» WHAT IS BEING ASKED
Can you write out all of the material below, word for word?
/---
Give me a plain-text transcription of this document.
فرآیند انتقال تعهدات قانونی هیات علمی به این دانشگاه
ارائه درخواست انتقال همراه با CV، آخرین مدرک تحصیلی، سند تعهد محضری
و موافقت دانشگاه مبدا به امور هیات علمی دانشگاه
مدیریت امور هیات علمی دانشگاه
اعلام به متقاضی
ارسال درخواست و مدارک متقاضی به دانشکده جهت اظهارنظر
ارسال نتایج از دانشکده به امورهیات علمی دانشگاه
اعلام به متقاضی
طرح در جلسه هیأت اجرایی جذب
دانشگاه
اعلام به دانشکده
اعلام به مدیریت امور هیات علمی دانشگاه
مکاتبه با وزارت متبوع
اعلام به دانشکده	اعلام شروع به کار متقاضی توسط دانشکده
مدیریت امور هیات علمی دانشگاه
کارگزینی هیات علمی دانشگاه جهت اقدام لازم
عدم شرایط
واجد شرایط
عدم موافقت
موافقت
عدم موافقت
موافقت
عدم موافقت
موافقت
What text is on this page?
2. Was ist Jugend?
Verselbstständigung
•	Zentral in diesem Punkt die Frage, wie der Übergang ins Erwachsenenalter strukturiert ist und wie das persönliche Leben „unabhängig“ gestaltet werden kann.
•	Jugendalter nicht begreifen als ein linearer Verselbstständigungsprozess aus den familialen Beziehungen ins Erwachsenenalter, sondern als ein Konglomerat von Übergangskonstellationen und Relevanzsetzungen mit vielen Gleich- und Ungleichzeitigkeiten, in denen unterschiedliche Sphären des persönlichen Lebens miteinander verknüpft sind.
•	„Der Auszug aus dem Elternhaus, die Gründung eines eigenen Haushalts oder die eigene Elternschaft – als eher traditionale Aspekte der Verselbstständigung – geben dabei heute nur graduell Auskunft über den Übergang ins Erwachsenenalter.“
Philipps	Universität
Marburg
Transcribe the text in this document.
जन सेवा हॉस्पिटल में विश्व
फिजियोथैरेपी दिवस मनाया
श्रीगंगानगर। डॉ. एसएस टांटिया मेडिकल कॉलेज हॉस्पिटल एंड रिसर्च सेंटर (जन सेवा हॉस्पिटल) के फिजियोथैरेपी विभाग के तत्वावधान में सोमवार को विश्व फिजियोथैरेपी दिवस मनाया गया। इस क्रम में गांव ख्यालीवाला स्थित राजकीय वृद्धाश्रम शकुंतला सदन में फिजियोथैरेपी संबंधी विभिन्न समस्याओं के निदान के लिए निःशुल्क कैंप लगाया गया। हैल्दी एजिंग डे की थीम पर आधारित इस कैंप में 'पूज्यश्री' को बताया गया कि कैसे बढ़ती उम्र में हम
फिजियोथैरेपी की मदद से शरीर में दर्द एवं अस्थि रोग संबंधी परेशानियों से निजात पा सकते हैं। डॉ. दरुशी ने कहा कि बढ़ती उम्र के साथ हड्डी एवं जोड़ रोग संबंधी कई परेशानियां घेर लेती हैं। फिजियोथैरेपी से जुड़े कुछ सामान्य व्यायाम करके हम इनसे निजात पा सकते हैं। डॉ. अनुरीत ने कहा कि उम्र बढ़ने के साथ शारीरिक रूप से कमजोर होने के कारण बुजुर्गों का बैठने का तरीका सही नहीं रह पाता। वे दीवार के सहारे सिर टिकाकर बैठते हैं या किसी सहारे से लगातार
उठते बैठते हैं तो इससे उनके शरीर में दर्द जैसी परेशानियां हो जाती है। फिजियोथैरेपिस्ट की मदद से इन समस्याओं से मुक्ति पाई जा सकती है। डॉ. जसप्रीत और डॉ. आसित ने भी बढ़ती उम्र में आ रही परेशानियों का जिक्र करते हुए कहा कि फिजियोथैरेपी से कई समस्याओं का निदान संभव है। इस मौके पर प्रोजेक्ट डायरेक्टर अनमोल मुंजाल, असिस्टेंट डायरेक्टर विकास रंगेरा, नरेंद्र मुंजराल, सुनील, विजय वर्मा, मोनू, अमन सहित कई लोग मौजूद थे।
\---
» RIGHT ANSWER
Give me a plain-text transcription of this document.
فرآیند انتقال تعهدات قانونی هیات علمی به این دانشگاه
ارائه درخواست انتقال همراه با CV، آخرین مدرک تحصیلی، سند تعهد محضری
و موافقت دانشگاه مبدا به امور هیات علمی دانشگاه
مدیریت امور هیات علمی دانشگاه
اعلام به متقاضی
ارسال درخواست و مدارک متقاضی به دانشکده جهت اظهارنظر
ارسال نتایج از دانشکده به امورهیات علمی دانشگاه
اعلام به متقاضی
طرح در جلسه هیأت اجرایی جذب
دانشگاه
اعلام به دانشکده
اعلام به مدیریت امور هیات علمی دانشگاه
مکاتبه با وزارت متبوع
اعلام به دانشکده	اعلام شروع به کار متقاضی توسط دانشکده
مدیریت امور هیات علمی دانشگاه
کارگزینی هیات علمی دانشگاه جهت اقدام لازم
عدم شرایط
واجد شرایط
عدم موافقت
موافقت
عدم موافقت
موافقت
عدم موافقت
موافقت
What text is on this page?
2. Was ist Jugend?
Verselbstständigung
•	Zentral in diesem Punkt die Frage, wie der Übergang ins Erwachsenenalter strukturiert ist und wie das persönliche Leben „unabhängig“ gestaltet werden kann.
•	Jugendalter nicht begreifen als ein linearer Verselbstständigungsprozess aus den familialen Beziehungen ins Erwachsenenalter, sondern als ein Konglomerat von Übergangskonstellationen und Relevanzsetzungen mit vielen Gleich- und Ungleichzeitigkeiten, in denen unterschiedliche Sphären des persönlichen Lebens miteinander verknüpft sind.
•	„Der Auszug aus dem Elternhaus, die Gründung eines eigenen Haushalts oder die eigene Elternschaft – als eher traditionale Aspekte der Verselbstständigung – geben dabei heute nur graduell Auskunft über den Übergang ins Erwachsenenalter.“
Philipps	Universität
Marburg
Transcribe the text in this document.
जन सेवा हॉस्पिटल में विश्व
फिजियोथैरेपी दिवस मनाया
श्रीगंगानगर। डॉ. एसएस टांटिया मेडिकल कॉलेज हॉस्पिटल एंड रिसर्च सेंटर (जन सेवा हॉस्पिटल) के फिजियोथैरेपी विभाग के तत्वावधान में सोमवार को विश्व फिजियोथैरेपी दिवस मनाया गया। इस क्रम में गांव ख्यालीवाला स्थित राजकीय वृद्धाश्रम शकुंतला सदन में फिजियोथैरेपी संबंधी विभिन्न समस्याओं के निदान के लिए निःशुल्क कैंप लगाया गया। हैल्दी एजिंग डे की थीम पर आधारित इस कैंप में 'पूज्यश्री' को बताया गया कि कैसे बढ़ती उम्र में हम
फिजियोथैरेपी की मदद से शरीर में दर्द एवं अस्थि रोग संबंधी परेशानियों से निजात पा सकते हैं। डॉ. दरुशी ने कहा कि बढ़ती उम्र के साथ हड्डी एवं जोड़ रोग संबंधी कई परेशानियां घेर लेती हैं। फिजियोथैरेपी से जुड़े कुछ सामान्य व्यायाम करके हम इनसे निजात पा सकते हैं। डॉ. अनुरीत ने कहा कि उम्र बढ़ने के साथ शारीरिक रूप से कमजोर होने के कारण बुजुर्गों का बैठने का तरीका सही नहीं रह पाता। वे दीवार के सहारे सिर टिकाकर बैठते हैं या किसी सहारे से लगातार
उठते बैठते हैं तो इससे उनके शरीर में दर्द जैसी परेशानियां हो जाती है। फिजियोथैरेपिस्ट की मदद से इन समस्याओं से मुक्ति पाई जा सकती है। डॉ. जसप्रीत और डॉ. आसित ने भी बढ़ती उम्र में आ रही परेशानियों का जिक्र करते हुए कहा कि फिजियोथैरेपी से कई समस्याओं का निदान संभव है। इस मौके पर प्रोजेक्ट डायरेक्टर अनमोल मुंजाल, असिस्टेंट डायरेक्टर विकास रंगेरा, नरेंद्र मुंजराल, सुनील, विजय वर्मा, मोनू, अमन सहित कई लोग मौजूद थे।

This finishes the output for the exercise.